▸ **Work to be completed**:
Give every entry again, word for word and in full.

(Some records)
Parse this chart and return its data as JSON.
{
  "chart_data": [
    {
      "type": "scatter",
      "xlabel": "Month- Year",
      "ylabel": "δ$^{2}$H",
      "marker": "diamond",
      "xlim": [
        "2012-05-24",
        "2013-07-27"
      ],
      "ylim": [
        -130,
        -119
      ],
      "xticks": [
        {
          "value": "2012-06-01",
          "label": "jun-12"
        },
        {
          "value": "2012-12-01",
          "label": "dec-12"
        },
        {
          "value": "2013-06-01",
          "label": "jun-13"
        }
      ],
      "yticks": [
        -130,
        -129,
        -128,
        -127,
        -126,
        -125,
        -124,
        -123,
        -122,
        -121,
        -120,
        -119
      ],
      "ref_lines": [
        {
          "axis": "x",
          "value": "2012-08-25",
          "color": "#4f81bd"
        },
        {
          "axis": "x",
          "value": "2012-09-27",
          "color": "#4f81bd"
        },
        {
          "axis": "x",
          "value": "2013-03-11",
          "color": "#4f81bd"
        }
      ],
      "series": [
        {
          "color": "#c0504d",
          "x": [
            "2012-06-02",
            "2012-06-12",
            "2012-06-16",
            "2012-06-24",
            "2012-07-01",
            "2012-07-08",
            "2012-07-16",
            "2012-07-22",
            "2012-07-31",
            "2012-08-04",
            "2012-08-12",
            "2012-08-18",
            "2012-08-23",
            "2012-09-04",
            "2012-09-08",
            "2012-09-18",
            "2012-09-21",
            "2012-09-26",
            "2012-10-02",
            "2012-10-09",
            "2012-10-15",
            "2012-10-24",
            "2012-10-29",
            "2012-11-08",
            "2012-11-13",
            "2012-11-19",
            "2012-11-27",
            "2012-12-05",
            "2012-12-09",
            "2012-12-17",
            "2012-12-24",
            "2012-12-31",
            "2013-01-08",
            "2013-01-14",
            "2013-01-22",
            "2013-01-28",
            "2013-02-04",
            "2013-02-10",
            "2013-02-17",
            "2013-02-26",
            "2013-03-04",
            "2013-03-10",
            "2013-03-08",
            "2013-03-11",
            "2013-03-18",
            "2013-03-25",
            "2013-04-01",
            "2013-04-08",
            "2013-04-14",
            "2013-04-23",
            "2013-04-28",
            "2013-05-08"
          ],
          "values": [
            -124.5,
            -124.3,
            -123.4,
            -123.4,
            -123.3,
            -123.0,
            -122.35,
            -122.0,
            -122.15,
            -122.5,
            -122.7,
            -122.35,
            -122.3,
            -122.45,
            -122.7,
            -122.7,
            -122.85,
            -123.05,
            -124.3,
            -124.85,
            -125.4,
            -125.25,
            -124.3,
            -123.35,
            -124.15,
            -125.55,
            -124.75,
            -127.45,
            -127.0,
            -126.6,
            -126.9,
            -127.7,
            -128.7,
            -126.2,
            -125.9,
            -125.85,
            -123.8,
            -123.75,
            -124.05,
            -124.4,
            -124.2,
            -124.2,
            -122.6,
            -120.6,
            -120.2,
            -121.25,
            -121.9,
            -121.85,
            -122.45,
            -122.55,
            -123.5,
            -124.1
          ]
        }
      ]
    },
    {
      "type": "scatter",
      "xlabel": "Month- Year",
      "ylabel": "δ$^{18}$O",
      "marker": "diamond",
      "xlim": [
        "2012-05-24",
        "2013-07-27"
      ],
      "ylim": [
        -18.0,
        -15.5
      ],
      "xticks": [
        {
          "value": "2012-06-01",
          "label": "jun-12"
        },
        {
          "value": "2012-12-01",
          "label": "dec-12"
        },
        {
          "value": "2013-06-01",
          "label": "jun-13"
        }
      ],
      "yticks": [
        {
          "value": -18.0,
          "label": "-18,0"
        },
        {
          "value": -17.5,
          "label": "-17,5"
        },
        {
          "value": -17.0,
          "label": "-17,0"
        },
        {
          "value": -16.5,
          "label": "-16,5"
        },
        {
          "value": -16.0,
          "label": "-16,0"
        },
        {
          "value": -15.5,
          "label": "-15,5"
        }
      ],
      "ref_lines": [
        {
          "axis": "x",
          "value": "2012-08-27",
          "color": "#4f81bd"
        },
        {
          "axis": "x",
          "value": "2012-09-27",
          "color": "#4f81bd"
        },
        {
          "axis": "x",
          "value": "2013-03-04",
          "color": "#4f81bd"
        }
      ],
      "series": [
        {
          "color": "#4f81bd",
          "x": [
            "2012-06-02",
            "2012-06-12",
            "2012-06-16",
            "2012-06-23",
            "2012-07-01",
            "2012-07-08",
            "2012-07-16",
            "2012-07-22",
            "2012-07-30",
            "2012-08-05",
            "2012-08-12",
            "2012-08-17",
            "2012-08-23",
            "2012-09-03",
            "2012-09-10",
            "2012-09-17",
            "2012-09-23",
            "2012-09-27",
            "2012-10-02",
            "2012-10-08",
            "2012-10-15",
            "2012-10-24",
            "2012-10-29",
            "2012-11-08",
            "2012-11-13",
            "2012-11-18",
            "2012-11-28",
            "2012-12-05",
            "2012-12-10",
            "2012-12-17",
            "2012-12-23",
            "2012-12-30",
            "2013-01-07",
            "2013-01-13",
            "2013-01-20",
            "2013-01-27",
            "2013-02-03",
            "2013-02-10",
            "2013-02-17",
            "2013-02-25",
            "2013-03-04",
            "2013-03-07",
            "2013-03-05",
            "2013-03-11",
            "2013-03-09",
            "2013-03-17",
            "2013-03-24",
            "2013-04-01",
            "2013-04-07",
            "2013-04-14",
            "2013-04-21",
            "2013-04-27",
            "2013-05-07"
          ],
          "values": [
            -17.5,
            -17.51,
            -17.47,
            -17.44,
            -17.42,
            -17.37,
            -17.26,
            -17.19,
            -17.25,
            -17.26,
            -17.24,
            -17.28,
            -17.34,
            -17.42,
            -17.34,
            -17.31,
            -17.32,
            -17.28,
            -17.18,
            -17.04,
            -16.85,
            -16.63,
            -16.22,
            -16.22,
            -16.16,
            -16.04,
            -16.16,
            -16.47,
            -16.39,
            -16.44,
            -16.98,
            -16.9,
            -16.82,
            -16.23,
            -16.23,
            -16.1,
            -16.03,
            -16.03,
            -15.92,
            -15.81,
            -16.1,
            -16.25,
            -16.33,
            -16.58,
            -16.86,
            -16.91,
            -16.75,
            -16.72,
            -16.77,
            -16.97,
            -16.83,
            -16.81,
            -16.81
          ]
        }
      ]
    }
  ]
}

▸ **Correct result**:
Parse this chart and return its data as JSON.
{
  "chart_data": [
    {
      "type": "scatter",
      "xlabel": "Month- Year",
      "ylabel": "δ$^{2}$H",
      "marker": "diamond",
      "xlim": [
        "2012-05-24",
        "2013-07-27"
      ],
      "ylim": [
        -130,
        -119
      ],
      "xticks": [
        {
          "value": "2012-06-01",
          "label": "jun-12"
        },
        {
          "value": "2012-12-01",
          "label": "dec-12"
        },
        {
          "value": "2013-06-01",
          "label": "jun-13"
        }
      ],
      "yticks": [
        -130,
        -129,
        -128,
        -127,
        -126,
        -125,
        -124,
        -123,
        -122,
        -121,
        -120,
        -119
      ],
      "ref_lines": [
        {
          "axis": "x",
          "value": "2012-08-25",
          "color": "#4f81bd"
        },
        {
          "axis": "x",
          "value": "2012-09-27",
          "color": "#4f81bd"
        },
        {
          "axis": "x",
          "value": "2013-03-11",
          "color": "#4f81bd"
        }
      ],
      "series": [
        {
          "color": "#c0504d",
          "x": [
            "2012-06-02",
            "2012-06-12",
            "2012-06-16",
            "2012-06-24",
            "2012-07-01",
            "2012-07-08",
            "2012-07-16",
            "2012-07-22",
            "2012-07-31",
            "2012-08-04",
            "2012-08-12",
            "2012-08-18",
            "2012-08-23",
            "2012-09-04",
            "2012-09-08",
            "2012-09-18",
            "2012-09-21",
            "2012-09-26",
            "2012-10-02",
            "2012-10-09",
            "2012-10-15",
            "2012-10-24",
            "2012-10-29",
            "2012-11-08",
            "2012-11-13",
            "2012-11-19",
            "2012-11-27",
            "2012-12-05",
            "2012-12-09",
            "2012-12-17",
            "2012-12-24",
            "2012-12-31",
            "2013-01-08",
            "2013-01-14",
            "2013-01-22",
            "2013-01-28",
            "2013-02-04",
            "2013-02-10",
            "2013-02-17",
            "2013-02-26",
            "2013-03-04",
            "2013-03-10",
            "2013-03-08",
            "2013-03-11",
            "2013-03-18",
            "2013-03-25",
            "2013-04-01",
            "2013-04-08",
            "2013-04-14",
            "2013-04-23",
            "2013-04-28",
            "2013-05-08"
          ],
          "values": [
            -124.5,
            -124.3,
            -123.4,
            -123.4,
            -123.3,
            -123.0,
            -122.35,
            -122.0,
            -122.15,
            -122.5,
            -122.7,
            -122.35,
            -122.3,
            -122.45,
            -122.7,
            -122.7,
            -122.85,
            -123.05,
            -124.3,
            -124.85,
            -125.4,
            -125.25,
            -124.3,
            -123.35,
            -124.15,
            -125.55,
            -124.75,
            -127.45,
            -127.0,
            -126.6,
            -126.9,
            -127.7,
            -128.7,
            -126.2,
            -125.9,
            -125.85,
            -123.8,
            -123.75,
            -124.05,
            -124.4,
            -124.2,
            -124.2,
            -122.6,
            -120.6,
            -120.2,
            -121.25,
            -121.9,
            -121.85,
            -122.45,
            -122.55,
            -123.5,
            -124.1
          ]
        }
      ]
    },
    {
      "type": "scatter",
      "xlabel": "Month- Year",
      "ylabel": "δ$^{18}$O",
      "marker": "diamond",
      "xlim": [
        "2012-05-24",
        "2013-07-27"
      ],
      "ylim": [
        -18.0,
        -15.5
      ],
      "xticks": [
        {
          "value": "2012-06-01",
          "label": "jun-12"
        },
        {
          "value": "2012-12-01",
          "label": "dec-12"
        },
        {
          "value": "2013-06-01",
          "label": "jun-13"
        }
      ],
      "yticks": [
        {
          "value": -18.0,
          "label": "-18,0"
        },
        {
          "value": -17.5,
          "label": "-17,5"
        },
        {
          "value": -17.0,
          "label": "-17,0"
        },
        {
          "value": -16.5,
          "label": "-16,5"
        },
        {
          "value": -16.0,
          "label": "-16,0"
        },
        {
          "value": -15.5,
          "label": "-15,5"
        }
      ],
      "ref_lines": [
        {
          "axis": "x",
          "value": "2012-08-27",
          "color": "#4f81bd"
        },
        {
          "axis": "x",
          "value": "2012-09-27",
          "color": "#4f81bd"
        },
        {
          "axis": "x",
          "value": "2013-03-04",
          "color": "#4f81bd"
        }
      ],
      "series": [
        {
          "color": "#4f81bd",
          "x": [
            "2012-06-02",
            "2012-06-12",
            "2012-06-16",
            "2012-06-23",
            "2012-07-01",
            "2012-07-08",
            "2012-07-16",
            "2012-07-22",
            "2012-07-30",
            "2012-08-05",
            "2012-08-12",
            "2012-08-17",
            "2012-08-23",
            "2012-09-03",
            "2012-09-10",
            "2012-09-17",
            "2012-09-23",
            "2012-09-27",
            "2012-10-02",
            "2012-10-08",
            "2012-10-15",
            "2012-10-24",
            "2012-10-29",
            "2012-11-08",
            "2012-11-13",
            "2012-11-18",
            "2012-11-28",
            "2012-12-05",
            "2012-12-10",
            "2012-12-17",
            "2012-12-23",
            "2012-12-30",
            "2013-01-07",
            "2013-01-13",
            "2013-01-20",
            "2013-01-27",
            "2013-02-03",
            "2013-02-10",
            "2013-02-17",
            "2013-02-25",
            "2013-03-04",
            "2013-03-07",
            "2013-03-05",
            "2013-03-11",
            "2013-03-09",
            "2013-03-17",
            "2013-03-24",
            "2013-04-01",
            "2013-04-07",
            "2013-04-14",
            "2013-04-21",
            "2013-04-27",
            "2013-05-07"
          ],
          "values": [
            -17.5,
            -17.51,
            -17.47,
            -17.44,
            -17.42,
            -17.37,
            -17.26,
            -17.19,
            -17.25,
            -17.26,
            -17.24,
            -17.28,
            -17.34,
            -17.42,
            -17.34,
            -17.31,
            -17.32,
            -17.28,
            -17.18,
            -17.04,
            -16.85,
            -16.63,
            -16.22,
            -16.22,
            -16.16,
            -16.04,
            -16.16,
            -16.47,
            -16.39,
            -16.44,
            -16.98,
            -16.9,
            -16.82,
            -16.23,
            -16.23,
            -16.1,
            -16.03,
            -16.03,
            -15.92,
            -15.81,
            -16.1,
            -16.25,
            -16.33,
            -16.58,
            -16.86,
            -16.91,
            -16.75,
            -16.72,
            -16.77,
            -16.97,
            -16.83,
            -16.81,
            -16.81
          ]
        }
      ]
    }
  ]
}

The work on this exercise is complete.